Reading passage:

..............................

Let's do our usual imports + use a tool to download the dataset we'll use today:

In [None]:
import numpy as np
import matplotlib.pyplot as plt
%matplotlib inline


import tensorflow_datasets as tfds
from tqdm import tqdm
from PIL import Image

The code below will download and preprocess the dataset we'll work with today:

In [None]:
# Load Labeled Faces in the Wild dataset

lfw = tfds.image_classification.LFW()
lfw.download_and_prepare()
ds = lfw.as_dataset()

In [None]:
def get_img(x):
    return x['image'][80:-80,80:-80]

data = np.array([
  np.array(Image.fromarray(img.numpy()).convert('L').resize((36, 36)))
  for img in tqdm(ds['train'].map(get_img))
])

Let's have a look at the shape of the dataset:

In [None]:
print("shape:", data.shape)
print("min, max:", data.min(), data.max())

So far our data has the following shape: (n_images, height, width, n_channels). PyTorch convolutional layers want the channels dimension to be the second one (axis=1), so let's transpose (and normalize) the data:

In [None]:
data = data.astype(np.float32)[:, None, :, :] / 255.

And here's a function to plot a (optionally random) subset of images:

In [None]:
def plot_mn(images, m=5, n=5, shuffle=True):
    if shuffle:
        images = images[np.random.permutation(len(images))[:m * n]]
    h, w = images.shape[2:]
    images = images[:m*n].reshape(m, n, *images.shape[1:]).transpose(0, 1, 3, 4, 2) # plotting requires channels last
    images = images.transpose(0, 2, 1, 3, 4).reshape(m * h, n * w)
    plt.imshow(images, cmap='gray')

plt.figure(figsize=(8, 8))
plot_mn(data)
plt.axis('off');

Finally, let's import torch and define the Reshape layer (same as in the convolutions notebook):

In [None]:
import torch
import torch.nn as nn

class Reshape(torch.nn.Module):
    def __init__(self, *shape):
        super().__init__()
        self.shape = shape

    def forward(self, x):
        return x.reshape(x.shape[0], *self.shape)

Now, we'll take off from a very simple generator and discriminator:

In [None]:
if torch.cuda.is_available():
    device = torch.device('cuda')
else:
    print("WARNING: gpu not found, the code will run on cpu")
    device = torch.device('cpu')

print(f'Device is: "{device}".')

In [None]:
latent_dims = 128
batch_size = 64

class Generator(torch.nn.Module):
    def __init__(self, latent_dims):
        super().__init__()
        self.latent_dims = latent_dims
        
        self.generator = torch.nn.Sequential(
            torch.nn.Linear(latent_dims, 64),
            torch.nn.ELU(),
            torch.nn.Linear(64, 1 * 36 * 36),
            Reshape(1, 36, 36),
            torch.nn.Sigmoid()
        )
    
    def forward(self, X):
        return self.generator(X)


class Discriminator(torch.nn.Module):
    def __init__(self):
        super().__init__()

        self.discriminator = torch.nn.Sequential(
            Reshape(1 * 36 * 36),
            torch.nn.Linear(1 * 36 * 36, 128),
            torch.nn.ELU(),
            torch.nn.Linear(128, 1),
        )

..............................

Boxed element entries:

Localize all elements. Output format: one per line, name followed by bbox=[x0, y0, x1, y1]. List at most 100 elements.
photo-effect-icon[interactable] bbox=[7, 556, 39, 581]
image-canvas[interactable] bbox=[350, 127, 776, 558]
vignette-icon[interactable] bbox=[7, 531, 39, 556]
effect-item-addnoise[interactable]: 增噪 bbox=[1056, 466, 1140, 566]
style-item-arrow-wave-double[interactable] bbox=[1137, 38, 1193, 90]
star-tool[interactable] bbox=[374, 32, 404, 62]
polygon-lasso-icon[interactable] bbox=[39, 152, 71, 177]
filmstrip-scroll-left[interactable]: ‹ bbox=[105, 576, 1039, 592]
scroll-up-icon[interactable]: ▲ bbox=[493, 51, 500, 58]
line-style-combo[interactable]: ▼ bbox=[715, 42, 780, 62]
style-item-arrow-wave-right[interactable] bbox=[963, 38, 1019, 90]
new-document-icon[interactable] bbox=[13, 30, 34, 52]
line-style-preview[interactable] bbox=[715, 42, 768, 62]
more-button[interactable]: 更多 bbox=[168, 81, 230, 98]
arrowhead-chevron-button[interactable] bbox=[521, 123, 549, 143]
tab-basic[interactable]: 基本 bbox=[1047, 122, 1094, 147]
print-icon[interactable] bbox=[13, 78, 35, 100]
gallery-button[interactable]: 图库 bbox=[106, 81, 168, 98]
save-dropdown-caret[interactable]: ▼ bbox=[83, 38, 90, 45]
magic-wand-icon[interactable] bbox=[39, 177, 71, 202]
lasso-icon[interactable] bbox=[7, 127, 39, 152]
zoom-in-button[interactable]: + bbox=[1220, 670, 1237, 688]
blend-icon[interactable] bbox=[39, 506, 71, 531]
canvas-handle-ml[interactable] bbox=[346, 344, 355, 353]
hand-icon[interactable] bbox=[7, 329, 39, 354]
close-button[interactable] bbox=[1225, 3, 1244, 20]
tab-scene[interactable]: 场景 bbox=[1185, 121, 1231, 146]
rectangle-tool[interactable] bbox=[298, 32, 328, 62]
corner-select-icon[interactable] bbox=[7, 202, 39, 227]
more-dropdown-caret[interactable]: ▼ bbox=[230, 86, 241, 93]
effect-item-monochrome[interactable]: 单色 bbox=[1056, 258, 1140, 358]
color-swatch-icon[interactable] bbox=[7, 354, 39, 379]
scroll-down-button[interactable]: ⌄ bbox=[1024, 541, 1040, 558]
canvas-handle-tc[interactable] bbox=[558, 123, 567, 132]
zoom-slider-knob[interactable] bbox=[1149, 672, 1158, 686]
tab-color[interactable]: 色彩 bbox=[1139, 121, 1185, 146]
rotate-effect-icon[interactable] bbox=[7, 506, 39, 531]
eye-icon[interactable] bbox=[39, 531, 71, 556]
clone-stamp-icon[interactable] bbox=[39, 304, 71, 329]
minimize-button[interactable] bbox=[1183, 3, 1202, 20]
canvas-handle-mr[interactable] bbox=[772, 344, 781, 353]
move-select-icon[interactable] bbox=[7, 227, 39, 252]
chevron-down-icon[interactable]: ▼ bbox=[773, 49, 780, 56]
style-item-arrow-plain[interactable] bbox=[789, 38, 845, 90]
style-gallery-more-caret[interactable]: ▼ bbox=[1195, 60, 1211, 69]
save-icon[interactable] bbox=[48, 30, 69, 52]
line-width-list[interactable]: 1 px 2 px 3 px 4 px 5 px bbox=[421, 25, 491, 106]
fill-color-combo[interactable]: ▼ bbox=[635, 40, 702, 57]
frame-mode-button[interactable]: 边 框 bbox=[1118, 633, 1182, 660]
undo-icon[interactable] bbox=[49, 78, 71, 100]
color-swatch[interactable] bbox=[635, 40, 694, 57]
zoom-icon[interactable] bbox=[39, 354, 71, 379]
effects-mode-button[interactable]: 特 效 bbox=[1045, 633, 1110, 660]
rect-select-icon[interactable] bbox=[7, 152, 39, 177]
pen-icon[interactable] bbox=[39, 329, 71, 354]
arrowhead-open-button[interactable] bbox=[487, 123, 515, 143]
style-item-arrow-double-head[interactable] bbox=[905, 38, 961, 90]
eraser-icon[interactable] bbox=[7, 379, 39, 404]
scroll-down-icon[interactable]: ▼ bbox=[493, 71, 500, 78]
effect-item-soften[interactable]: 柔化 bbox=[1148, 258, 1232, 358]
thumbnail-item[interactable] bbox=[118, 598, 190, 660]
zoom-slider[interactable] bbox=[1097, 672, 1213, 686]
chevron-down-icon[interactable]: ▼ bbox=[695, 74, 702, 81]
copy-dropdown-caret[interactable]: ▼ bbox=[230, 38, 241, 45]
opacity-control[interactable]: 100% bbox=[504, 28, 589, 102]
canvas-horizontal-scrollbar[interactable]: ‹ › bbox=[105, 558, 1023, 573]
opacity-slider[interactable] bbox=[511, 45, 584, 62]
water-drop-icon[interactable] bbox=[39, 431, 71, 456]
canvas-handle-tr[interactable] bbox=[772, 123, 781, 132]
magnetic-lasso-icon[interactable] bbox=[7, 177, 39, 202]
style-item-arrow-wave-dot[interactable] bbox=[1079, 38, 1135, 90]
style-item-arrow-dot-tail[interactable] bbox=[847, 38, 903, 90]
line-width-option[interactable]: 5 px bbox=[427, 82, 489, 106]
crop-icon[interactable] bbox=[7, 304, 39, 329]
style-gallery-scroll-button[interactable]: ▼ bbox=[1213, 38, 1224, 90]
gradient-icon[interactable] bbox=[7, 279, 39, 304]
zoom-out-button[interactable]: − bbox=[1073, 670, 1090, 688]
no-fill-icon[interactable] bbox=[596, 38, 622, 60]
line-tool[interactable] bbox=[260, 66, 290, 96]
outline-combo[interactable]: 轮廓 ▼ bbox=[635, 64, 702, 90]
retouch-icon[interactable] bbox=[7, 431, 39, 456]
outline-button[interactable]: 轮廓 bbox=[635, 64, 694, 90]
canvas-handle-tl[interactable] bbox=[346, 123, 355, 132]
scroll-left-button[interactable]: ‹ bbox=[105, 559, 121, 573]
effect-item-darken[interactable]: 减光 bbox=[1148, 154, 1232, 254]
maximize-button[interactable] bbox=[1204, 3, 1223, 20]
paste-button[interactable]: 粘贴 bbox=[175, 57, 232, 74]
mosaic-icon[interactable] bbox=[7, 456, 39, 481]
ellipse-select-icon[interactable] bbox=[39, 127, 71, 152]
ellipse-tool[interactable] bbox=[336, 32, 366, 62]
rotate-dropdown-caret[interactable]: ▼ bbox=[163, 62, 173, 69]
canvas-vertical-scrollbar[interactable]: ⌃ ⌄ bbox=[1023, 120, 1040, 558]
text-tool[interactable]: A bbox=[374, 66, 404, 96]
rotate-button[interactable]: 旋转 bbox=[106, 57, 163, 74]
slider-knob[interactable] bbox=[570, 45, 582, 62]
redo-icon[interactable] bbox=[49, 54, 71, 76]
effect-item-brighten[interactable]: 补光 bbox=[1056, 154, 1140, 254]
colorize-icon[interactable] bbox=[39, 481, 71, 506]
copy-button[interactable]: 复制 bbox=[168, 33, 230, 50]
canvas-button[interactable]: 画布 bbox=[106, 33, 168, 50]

..............................

To-do list:
a – Answer these questions about the face-dataset notebook, each on its own line:
(i) To what size are the images resized?
(ii) According to the notebook, which dimension do PyTorch convolutional layers want the channels in?
(iii) What value is assigned to latent_dims?
b – Carry the face-dataset notebook forward from its last line.

Results for each task:
a –
(i) 36 by 36 pixels (36, 36).
(ii) The second one (axis=1).
(iii) 128.

b –
        
    def forward(self, X):
        return self.discriminator(X)

class Sampler():
    def __init__(self, data, batch_size, device):
        self.data = torch.from_numpy(data).to(device)
        self.batch_size = batch_size
        self.device = device
        
    def sample_true(self):
        ids = np.random.choice(len(self.data), size=self.batch_size)
        return self.data[ids]
    
    def sample_fake(self, G):
        noise = torch.randn(self.batch_size, G.latent_dims).to(device)
        return G(noise)
        
def get_n_params(model):
    return sum(p.reshape(-1).shape[0] for p in model.parameters())

G = Generator(latent_dims).to(device)
D = Discriminator().to(device)
sampler = Sampler(data, batch_size, device)

print('generator params:', get_n_params(G))
print('discriminator params:', get_n_params(D))

Let's have a look what we can generate before any training:

In [None]:
G.eval()

imgs = sampler.sample_fake(G).cpu().detach().numpy()
print(imgs.shape)
plt.figure(figsize=(8, 8))
plot_mn(imgs.clip(0, 1))
plt.axis('off')
plt.show();

Ok, now that we have our model defined, we need our loss functions. Historically the first loss used in GANs is the cross-entropy that we already used so many times:
$$\mathscr{L}^{\text{discr}} =
-\text{E}_{x_{real} \sim p(x)}\left[logD_{\phi}(x_{real})\right]
-\text{E}_{z \sim q(z)}\left[log(1 - D_{\phi}(G_{\theta}(z)))\right] \rightarrow \min_{\phi}
$$

And hence for the generator the loss is:

$$
\mathscr{L}^{\text{gen}} =
-\text{E}_{z \sim q(z)}\left[logD_{\phi}(G_{\theta}(z)))\right] \rightarrow \min_{\theta}
$$

Note that here $D(x)$ is the probability the discriminator assigns to $x$ to be from the real dataset, so it's $\sigma($ `discriminator` $(x))$.

Try implementing these loss functions below. Note that $1-\sigma(x)=\sigma(-x)$. You should use the `logsigmoid` as a stable realization of $log\cdot\sigma(x)$.

In [None]:
logsigmoid = torch.nn.functional.logsigmoid

def generator_loss(fake):
    return <YOUR_CODE>
  
def discriminator_loss(real, fake):
    return <YOUR_CODE>

Let's do some more set-up and run the learning process:

In [None]:
generator_losses = []
discriminator_losses = []

generator_grad_norms = []
discriminator_grad_norms = []

optimizer_G = torch.optim.RMSprop(G.parameters(), lr=0.001)
optimizer_D = torch.optim.RMSprop(D.parameters(), lr=0.001)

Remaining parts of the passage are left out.